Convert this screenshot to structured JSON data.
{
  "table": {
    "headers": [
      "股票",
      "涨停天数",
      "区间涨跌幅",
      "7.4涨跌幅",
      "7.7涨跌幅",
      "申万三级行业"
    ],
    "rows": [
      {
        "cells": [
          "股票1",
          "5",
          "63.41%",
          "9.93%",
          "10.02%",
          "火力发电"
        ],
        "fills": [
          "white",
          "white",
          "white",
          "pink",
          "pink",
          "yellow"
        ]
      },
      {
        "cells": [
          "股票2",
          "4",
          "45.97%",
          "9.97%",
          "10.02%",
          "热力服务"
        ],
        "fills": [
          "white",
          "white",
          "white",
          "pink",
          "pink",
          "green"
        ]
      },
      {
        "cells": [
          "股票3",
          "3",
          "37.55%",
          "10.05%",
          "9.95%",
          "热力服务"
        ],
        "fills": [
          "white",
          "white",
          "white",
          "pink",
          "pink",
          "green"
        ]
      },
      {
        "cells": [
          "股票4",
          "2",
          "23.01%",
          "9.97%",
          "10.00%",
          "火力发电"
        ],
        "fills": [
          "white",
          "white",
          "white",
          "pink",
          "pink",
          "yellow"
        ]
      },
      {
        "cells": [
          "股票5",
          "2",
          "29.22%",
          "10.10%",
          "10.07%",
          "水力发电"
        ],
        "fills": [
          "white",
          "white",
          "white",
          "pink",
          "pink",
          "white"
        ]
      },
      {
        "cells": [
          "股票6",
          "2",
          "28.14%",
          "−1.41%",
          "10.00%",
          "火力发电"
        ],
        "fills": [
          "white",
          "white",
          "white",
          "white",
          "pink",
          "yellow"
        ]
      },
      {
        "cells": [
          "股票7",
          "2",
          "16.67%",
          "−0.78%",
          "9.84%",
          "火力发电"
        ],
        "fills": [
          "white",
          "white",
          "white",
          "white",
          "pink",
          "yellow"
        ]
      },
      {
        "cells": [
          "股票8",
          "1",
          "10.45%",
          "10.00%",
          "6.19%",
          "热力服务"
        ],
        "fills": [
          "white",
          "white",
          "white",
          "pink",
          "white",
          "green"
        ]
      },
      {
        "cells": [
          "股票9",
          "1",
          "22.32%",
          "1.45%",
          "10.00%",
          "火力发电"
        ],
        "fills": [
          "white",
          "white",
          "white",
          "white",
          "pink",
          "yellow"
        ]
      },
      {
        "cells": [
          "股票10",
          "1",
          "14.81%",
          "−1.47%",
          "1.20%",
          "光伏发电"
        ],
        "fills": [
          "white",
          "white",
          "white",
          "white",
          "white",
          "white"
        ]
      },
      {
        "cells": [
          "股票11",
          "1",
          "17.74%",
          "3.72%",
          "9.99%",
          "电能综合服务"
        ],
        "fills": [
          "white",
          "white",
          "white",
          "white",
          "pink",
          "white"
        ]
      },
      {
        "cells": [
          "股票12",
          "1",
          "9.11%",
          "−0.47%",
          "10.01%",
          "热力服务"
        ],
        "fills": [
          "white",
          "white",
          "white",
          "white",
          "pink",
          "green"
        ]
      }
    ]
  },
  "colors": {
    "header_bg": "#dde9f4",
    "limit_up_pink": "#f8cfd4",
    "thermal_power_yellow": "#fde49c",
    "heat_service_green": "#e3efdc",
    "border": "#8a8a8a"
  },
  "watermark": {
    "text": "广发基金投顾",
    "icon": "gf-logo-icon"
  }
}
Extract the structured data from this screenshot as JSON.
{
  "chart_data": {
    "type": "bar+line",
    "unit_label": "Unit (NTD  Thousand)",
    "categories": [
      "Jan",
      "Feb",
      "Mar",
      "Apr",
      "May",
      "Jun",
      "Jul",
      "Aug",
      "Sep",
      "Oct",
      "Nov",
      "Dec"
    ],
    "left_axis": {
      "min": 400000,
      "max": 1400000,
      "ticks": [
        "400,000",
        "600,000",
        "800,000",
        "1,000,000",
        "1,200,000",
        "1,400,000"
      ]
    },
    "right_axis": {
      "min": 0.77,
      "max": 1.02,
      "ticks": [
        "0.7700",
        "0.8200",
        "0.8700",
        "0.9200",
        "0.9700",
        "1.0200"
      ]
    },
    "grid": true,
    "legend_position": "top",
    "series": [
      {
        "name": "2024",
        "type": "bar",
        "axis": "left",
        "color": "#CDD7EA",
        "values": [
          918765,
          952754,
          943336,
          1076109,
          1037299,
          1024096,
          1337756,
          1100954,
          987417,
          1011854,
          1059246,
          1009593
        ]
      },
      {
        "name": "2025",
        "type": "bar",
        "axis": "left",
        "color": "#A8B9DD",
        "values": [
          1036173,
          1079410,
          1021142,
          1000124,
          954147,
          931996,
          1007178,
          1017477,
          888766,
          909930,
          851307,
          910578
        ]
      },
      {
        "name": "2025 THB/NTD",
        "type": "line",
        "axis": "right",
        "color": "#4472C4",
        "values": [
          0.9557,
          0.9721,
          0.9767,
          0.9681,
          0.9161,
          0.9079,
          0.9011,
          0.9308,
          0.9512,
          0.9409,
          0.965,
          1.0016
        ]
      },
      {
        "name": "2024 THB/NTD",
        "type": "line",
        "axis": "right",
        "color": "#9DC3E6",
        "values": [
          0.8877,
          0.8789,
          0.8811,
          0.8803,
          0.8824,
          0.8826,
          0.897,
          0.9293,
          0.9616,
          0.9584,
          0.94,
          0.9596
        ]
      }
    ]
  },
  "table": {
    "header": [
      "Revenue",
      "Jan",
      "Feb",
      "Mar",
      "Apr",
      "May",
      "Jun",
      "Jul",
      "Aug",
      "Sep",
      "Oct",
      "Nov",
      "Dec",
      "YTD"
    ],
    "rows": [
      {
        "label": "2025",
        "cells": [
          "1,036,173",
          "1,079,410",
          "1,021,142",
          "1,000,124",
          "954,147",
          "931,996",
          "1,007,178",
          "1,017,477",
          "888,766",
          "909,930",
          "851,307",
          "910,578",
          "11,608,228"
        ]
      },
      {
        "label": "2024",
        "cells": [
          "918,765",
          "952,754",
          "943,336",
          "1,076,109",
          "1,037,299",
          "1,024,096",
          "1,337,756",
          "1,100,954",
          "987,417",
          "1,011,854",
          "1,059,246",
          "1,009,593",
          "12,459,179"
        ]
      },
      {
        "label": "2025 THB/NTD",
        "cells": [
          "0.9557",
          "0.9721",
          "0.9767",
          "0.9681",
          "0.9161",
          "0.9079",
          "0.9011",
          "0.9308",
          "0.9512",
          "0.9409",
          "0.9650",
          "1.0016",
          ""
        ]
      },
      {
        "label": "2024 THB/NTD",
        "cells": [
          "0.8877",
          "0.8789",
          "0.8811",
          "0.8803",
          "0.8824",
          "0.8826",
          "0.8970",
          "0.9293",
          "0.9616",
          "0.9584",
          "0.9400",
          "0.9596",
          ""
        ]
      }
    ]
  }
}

____

Repeat the data in its entirety, character for character.

Convert this screenshot to structured JSON data.
{
  "table": {
    "headers": [
      "股票",
      "涨停天数",
      "区间涨跌幅",
      "7.4涨跌幅",
      "7.7涨跌幅",
      "申万三级行业"
    ],
    "rows": [
      {
        "cells": [
          "股票1",
          "5",
          "63.41%",
          "9.93%",
          "10.02%",
          "火力发电"
        ],
        "fills": [
          "white",
          "white",
          "white",
          "pink",
          "pink",
          "yellow"
        ]
      },
      {
        "cells": [
          "股票2",
          "4",
          "45.97%",
          "9.97%",
          "10.02%",
          "热力服务"
        ],
        "fills": [
          "white",
          "white",
          "white",
          "pink",
          "pink",
          "green"
        ]
      },
      {
        "cells": [
          "股票3",
          "3",
          "37.55%",
          "10.05%",
          "9.95%",
          "热力服务"
        ],
        "fills": [
          "white",
          "white",
          "white",
          "pink",
          "pink",
          "green"
        ]
      },
      {
        "cells": [
          "股票4",
          "2",
          "23.01%",
          "9.97%",
          "10.00%",
          "火力发电"
        ],
        "fills": [
          "white",
          "white",
          "white",
          "pink",
          "pink",
          "yellow"
        ]
      },
      {
        "cells": [
          "股票5",
          "2",
          "29.22%",
          "10.10%",
          "10.07%",
          "水力发电"
        ],
        "fills": [
          "white",
          "white",
          "white",
          "pink",
          "pink",
          "white"
        ]
      },
      {
        "cells": [
          "股票6",
          "2",
          "28.14%",
          "−1.41%",
          "10.00%",
          "火力发电"
        ],
        "fills": [
          "white",
          "white",
          "white",
          "white",
          "pink",
          "yellow"
        ]
      },
      {
        "cells": [
          "股票7",
          "2",
          "16.67%",
          "−0.78%",
          "9.84%",
          "火力发电"
        ],
        "fills": [
          "white",
          "white",
          "white",
          "white",
          "pink",
          "yellow"
        ]
      },
      {
        "cells": [
          "股票8",
          "1",
          "10.45%",
          "10.00%",
          "6.19%",
          "热力服务"
        ],
        "fills": [
          "white",
          "white",
          "white",
          "pink",
          "white",
          "green"
        ]
      },
      {
        "cells": [
          "股票9",
          "1",
          "22.32%",
          "1.45%",
          "10.00%",
          "火力发电"
        ],
        "fills": [
          "white",
          "white",
          "white",
          "white",
          "pink",
          "yellow"
        ]
      },
      {
        "cells": [
          "股票10",
          "1",
          "14.81%",
          "−1.47%",
          "1.20%",
          "光伏发电"
        ],
        "fills": [
          "white",
          "white",
          "white",
          "white",
          "white",
          "white"
        ]
      },
      {
        "cells": [
          "股票11",
          "1",
          "17.74%",
          "3.72%",
          "9.99%",
          "电能综合服务"
        ],
        "fills": [
          "white",
          "white",
          "white",
          "white",
          "pink",
          "white"
        ]
      },
      {
        "cells": [
          "股票12",
          "1",
          "9.11%",
          "−0.47%",
          "10.01%",
          "热力服务"
        ],
        "fills": [
          "white",
          "white",
          "white",
          "white",
          "pink",
          "green"
        ]
      }
    ]
  },
  "colors": {
    "header_bg": "#dde9f4",
    "limit_up_pink": "#f8cfd4",
    "thermal_power_yellow": "#fde49c",
    "heat_service_green": "#e3efdc",
    "border": "#8a8a8a"
  },
  "watermark": {
    "text": "广发基金投顾",
    "icon": "gf-logo-icon"
  }
}
Extract the structured data from this screenshot as JSON.
{
  "chart_data": {
    "type": "bar+line",
    "unit_label": "Unit (NTD  Thousand)",
    "categories": [
      "Jan",
      "Feb",
      "Mar",
      "Apr",
      "May",
      "Jun",
      "Jul",
      "Aug",
      "Sep",
      "Oct",
      "Nov",
      "Dec"
    ],
    "left_axis": {
      "min": 400000,
      "max": 1400000,
      "ticks": [
        "400,000",
        "600,000",
        "800,000",
        "1,000,000",
        "1,200,000",
        "1,400,000"
      ]
    },
    "right_axis": {
      "min": 0.77,
      "max": 1.02,
      "ticks": [
        "0.7700",
        "0.8200",
        "0.8700",
        "0.9200",
        "0.9700",
        "1.0200"
      ]
    },
    "grid": true,
    "legend_position": "top",
    "series": [
      {
        "name": "2024",
        "type": "bar",
        "axis": "left",
        "color": "#CDD7EA",
        "values": [
          918765,
          952754,
          943336,
          1076109,
          1037299,
          1024096,
          1337756,
          1100954,
          987417,
          1011854,
          1059246,
          1009593
        ]
      },
      {
        "name": "2025",
        "type": "bar",
        "axis": "left",
        "color": "#A8B9DD",
        "values": [
          1036173,
          1079410,
          1021142,
          1000124,
          954147,
          931996,
          1007178,
          1017477,
          888766,
          909930,
          851307,
          910578
        ]
      },
      {
        "name": "2025 THB/NTD",
        "type": "line",
        "axis": "right",
        "color": "#4472C4",
        "values": [
          0.9557,
          0.9721,
          0.9767,
          0.9681,
          0.9161,
          0.9079,
          0.9011,
          0.9308,
          0.9512,
          0.9409,
          0.965,
          1.0016
        ]
      },
      {
        "name": "2024 THB/NTD",
        "type": "line",
        "axis": "right",
        "color": "#9DC3E6",
        "values": [
          0.8877,
          0.8789,
          0.8811,
          0.8803,
          0.8824,
          0.8826,
          0.897,
          0.9293,
          0.9616,
          0.9584,
          0.94,
          0.9596
        ]
      }
    ]
  },
  "table": {
    "header": [
      "Revenue",
      "Jan",
      "Feb",
      "Mar",
      "Apr",
      "May",
      "Jun",
      "Jul",
      "Aug",
      "Sep",
      "Oct",
      "Nov",
      "Dec",
      "YTD"
    ],
    "rows": [
      {
        "label": "2025",
        "cells": [
          "1,036,173",
          "1,079,410",
          "1,021,142",
          "1,000,124",
          "954,147",
          "931,996",
          "1,007,178",
          "1,017,477",
          "888,766",
          "909,930",
          "851,307",
          "910,578",
          "11,608,228"
        ]
      },
      {
        "label": "2024",
        "cells": [
          "918,765",
          "952,754",
          "943,336",
          "1,076,109",
          "1,037,299",
          "1,024,096",
          "1,337,756",
          "1,100,954",
          "987,417",
          "1,011,854",
          "1,059,246",
          "1,009,593",
          "12,459,179"
        ]
      },
      {
        "label": "2025 THB/NTD",
        "cells": [
          "0.9557",
          "0.9721",
          "0.9767",
          "0.9681",
          "0.9161",
          "0.9079",
          "0.9011",
          "0.9308",
          "0.9512",
          "0.9409",
          "0.9650",
          "1.0016",
          ""
        ]
      },
      {
        "label": "2024 THB/NTD",
        "cells": [
          "0.8877",
          "0.8789",
          "0.8811",
          "0.8803",
          "0.8824",
          "0.8826",
          "0.8970",
          "0.9293",
          "0.9616",
          "0.9584",
          "0.9400",
          "0.9596",
          ""
        ]
      }
    ]
  }
}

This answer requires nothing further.